Continue the article on Cast Iron monitoring and alerting from the point where it stops.
____ Quoted text
An overview of monitoring and alerting features in IBM WebSphere Cast Iron Cloud Integration
This article discusses monitoring and alerting features provided by IBM WebSphere Cast Iron Cloud integration (hereafter called Cast Iron) and recommended best practices to take advantage of these features.
Overview of monitoring features
The Web Management Console (WMC) provides an overview of the published and deployed projects, along with a drill-down into the orchestrations within those projects. It also provides information about the health of a given appliance, displaying memory use and disk and CPU utilization. The Cast Iron Live environment does not show all the metrics shown on physical and virtual environments because it is a multi-tenant environment.
Overview of alerting features
The Cast Iron operating system provides a configurable alerting subsystem that an administrator sets up for a specific customer environment. The alerting module sends alerts from different Cast Iron subsystems to a configurable group of people within an organization by email or SNMP, or both.
________
____ Raw records
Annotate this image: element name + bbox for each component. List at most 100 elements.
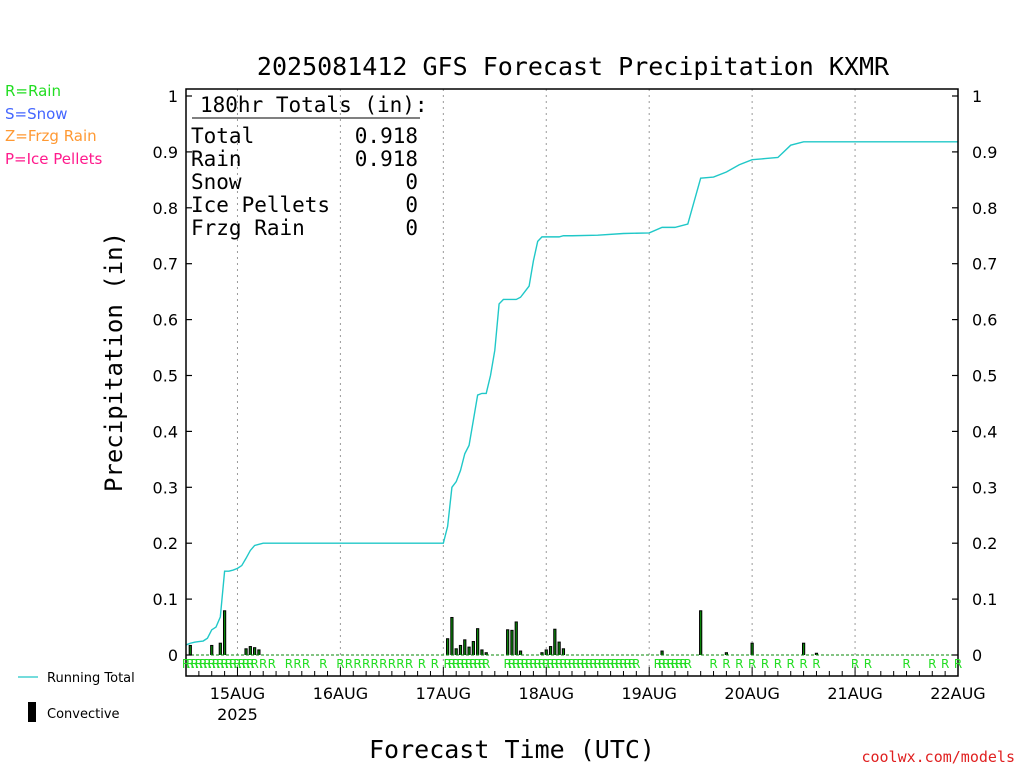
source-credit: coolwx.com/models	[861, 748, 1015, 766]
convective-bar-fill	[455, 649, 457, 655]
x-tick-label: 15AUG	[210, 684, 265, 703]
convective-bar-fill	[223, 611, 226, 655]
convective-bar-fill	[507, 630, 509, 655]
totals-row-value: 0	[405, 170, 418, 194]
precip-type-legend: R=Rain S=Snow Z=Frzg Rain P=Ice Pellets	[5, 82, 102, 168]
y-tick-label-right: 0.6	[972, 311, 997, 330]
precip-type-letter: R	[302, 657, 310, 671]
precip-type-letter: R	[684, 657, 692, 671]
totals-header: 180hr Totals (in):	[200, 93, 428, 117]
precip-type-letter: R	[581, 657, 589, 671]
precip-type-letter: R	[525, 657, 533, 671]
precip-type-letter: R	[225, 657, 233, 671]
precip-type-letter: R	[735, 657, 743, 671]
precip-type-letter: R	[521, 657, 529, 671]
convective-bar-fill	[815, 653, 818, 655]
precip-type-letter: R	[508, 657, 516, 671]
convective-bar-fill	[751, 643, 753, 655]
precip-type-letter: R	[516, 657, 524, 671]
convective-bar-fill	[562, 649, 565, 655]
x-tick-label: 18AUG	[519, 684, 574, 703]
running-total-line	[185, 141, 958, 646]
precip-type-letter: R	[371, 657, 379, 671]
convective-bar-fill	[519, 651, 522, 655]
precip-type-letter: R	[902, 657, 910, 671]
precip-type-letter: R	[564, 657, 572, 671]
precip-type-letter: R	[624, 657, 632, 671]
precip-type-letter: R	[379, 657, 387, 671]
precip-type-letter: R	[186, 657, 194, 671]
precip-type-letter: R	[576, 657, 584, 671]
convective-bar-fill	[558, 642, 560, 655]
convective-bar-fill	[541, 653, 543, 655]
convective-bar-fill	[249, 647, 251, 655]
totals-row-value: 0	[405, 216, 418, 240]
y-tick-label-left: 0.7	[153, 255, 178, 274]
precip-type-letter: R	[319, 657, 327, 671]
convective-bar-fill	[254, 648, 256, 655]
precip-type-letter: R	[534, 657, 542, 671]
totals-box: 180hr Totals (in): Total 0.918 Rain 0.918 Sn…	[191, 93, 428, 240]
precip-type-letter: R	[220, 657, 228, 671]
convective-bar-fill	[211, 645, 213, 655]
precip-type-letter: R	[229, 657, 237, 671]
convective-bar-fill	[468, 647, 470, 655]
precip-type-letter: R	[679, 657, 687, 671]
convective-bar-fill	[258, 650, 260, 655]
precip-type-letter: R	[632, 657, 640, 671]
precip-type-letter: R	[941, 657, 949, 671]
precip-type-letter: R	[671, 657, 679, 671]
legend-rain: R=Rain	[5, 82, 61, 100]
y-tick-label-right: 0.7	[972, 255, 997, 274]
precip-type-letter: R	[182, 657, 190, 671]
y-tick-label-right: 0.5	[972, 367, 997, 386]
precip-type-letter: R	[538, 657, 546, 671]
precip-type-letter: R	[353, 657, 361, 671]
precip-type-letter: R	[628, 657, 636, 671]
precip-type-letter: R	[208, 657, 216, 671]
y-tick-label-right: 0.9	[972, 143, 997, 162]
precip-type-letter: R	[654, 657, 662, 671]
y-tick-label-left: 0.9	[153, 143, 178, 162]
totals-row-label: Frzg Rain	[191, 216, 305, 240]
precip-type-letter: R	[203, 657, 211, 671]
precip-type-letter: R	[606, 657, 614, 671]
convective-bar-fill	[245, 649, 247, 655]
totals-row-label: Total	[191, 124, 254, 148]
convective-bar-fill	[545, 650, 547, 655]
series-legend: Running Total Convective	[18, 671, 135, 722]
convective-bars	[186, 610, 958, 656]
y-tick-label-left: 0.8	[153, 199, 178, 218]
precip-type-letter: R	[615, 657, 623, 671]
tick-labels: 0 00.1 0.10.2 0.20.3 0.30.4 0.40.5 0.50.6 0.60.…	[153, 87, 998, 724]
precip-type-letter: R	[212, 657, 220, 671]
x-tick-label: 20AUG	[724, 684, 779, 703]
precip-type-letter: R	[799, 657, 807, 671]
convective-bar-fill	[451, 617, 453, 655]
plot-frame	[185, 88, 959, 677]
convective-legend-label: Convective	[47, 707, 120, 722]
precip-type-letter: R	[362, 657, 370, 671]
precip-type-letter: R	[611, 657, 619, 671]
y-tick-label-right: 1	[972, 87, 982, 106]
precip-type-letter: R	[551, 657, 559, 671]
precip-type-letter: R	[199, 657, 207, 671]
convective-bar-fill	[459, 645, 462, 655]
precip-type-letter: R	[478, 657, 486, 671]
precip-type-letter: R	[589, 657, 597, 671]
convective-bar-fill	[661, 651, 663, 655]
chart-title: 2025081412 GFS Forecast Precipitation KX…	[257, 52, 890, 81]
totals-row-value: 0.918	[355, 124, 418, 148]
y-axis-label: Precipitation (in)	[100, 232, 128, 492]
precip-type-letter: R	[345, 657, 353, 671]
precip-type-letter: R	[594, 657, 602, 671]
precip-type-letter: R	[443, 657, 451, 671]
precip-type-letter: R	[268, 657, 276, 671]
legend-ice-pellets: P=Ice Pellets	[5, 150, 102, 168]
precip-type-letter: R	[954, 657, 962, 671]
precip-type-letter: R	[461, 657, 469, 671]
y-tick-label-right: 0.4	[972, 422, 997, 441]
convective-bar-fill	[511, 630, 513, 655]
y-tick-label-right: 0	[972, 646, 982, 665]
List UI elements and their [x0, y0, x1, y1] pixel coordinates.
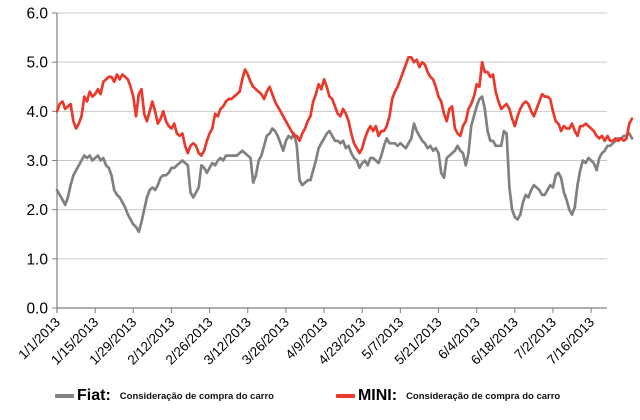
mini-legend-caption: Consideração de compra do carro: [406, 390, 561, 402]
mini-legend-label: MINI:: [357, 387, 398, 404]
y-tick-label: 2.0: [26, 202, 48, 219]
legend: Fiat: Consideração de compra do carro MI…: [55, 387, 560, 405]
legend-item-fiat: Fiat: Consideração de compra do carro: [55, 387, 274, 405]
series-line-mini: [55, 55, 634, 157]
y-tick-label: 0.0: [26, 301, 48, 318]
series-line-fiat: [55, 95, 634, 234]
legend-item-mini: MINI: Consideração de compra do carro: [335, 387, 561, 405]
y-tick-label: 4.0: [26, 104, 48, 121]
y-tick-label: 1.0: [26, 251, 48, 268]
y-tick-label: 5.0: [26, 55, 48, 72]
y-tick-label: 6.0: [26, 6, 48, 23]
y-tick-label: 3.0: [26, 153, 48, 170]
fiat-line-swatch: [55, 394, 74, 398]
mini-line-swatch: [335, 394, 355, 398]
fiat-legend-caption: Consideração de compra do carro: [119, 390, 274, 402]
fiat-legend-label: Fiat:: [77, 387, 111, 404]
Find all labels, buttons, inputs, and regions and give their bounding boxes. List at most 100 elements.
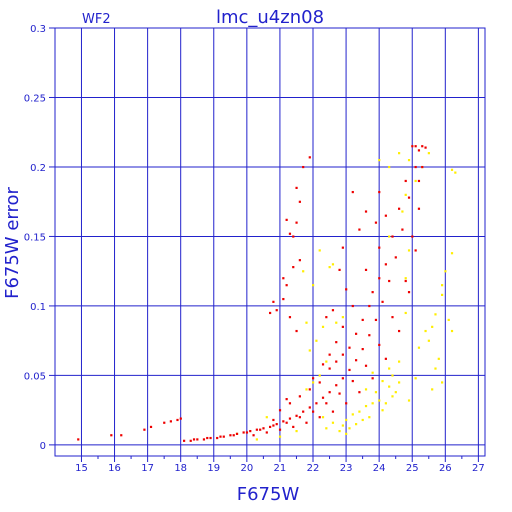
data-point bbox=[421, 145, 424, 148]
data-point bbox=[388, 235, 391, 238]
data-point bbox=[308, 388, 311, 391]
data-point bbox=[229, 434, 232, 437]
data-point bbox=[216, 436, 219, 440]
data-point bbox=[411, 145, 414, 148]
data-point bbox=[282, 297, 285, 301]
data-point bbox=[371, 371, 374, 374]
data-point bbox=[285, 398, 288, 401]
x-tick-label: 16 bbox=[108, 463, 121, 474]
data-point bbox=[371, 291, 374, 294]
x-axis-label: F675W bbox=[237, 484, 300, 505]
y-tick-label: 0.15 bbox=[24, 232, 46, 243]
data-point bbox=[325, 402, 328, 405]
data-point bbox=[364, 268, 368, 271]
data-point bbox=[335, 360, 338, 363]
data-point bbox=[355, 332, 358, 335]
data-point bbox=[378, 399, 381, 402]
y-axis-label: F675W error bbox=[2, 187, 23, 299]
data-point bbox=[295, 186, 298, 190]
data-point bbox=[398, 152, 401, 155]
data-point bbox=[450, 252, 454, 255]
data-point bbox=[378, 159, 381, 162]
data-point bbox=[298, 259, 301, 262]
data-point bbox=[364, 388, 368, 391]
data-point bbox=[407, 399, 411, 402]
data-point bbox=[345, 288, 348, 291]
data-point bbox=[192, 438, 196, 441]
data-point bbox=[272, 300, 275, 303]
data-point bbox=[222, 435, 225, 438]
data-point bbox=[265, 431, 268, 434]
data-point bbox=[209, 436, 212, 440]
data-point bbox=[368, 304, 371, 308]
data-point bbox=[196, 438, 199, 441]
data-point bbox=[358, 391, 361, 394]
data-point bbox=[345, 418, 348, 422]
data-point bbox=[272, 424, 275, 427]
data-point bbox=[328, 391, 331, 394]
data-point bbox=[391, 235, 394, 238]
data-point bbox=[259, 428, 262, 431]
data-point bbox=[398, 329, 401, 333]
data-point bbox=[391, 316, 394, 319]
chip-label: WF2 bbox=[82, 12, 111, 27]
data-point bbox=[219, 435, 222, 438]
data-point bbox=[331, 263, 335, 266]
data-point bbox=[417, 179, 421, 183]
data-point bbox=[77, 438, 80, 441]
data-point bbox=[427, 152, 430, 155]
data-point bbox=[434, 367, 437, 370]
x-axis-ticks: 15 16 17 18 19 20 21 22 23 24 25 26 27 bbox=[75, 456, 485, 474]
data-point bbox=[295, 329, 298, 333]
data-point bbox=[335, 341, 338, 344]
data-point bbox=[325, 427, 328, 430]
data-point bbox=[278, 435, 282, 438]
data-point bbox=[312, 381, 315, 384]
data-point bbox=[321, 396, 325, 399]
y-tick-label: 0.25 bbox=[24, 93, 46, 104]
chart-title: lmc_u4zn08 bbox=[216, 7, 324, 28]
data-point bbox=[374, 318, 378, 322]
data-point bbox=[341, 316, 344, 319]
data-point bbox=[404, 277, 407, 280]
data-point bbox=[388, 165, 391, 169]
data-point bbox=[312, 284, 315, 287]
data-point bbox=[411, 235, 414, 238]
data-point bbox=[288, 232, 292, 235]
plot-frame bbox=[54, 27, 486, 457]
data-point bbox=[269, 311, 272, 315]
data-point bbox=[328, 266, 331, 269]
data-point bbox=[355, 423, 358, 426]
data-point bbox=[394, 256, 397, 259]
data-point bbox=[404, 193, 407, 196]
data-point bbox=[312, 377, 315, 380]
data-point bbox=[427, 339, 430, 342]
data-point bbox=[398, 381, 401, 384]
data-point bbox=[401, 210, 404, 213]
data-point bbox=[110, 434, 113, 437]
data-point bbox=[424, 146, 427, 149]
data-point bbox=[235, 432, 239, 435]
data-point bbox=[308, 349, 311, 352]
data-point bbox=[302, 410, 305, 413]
________
§ Reply to the exercise:
Additionally, orchestrations can generate alerts through the logging activities, or through the generation of emails or Web service calls to alerting services within a customer environment. These alerting services may be other Cast Iron orchestrations or third-party APIs available within the network.
Cast Iron is a “lights-out” integration solution, requiring minimal monitoring by a customer. A customer may periodically log into the appliance - physical, virtual, or cloud – to ensure that resources are nominal or that jobs are executing as expected, but it is not mandatory. Instead, customers should use alerts to guide them to a problem that needs attention.
During development, it is typical to use a high level of logging to examine the flow and transformation of the data in an orchestration. When a project moves to production status, it is important to lower the logging levels to maintain the high performance of the appliance. Logging causes higher amounts of I/O within the appliance, and this causes a negative impact on the performance of each job.
Lowering the logging levels means you cannot see into the individual steps of an orchestration. This means that sufficient quality assurance (QA) must take place prior to moving an orchestration to the production environment, and that an orchestration contains error handling logic in accordance with Cast Iron best practices.
Table 1 describes the logging levels for an orchestration.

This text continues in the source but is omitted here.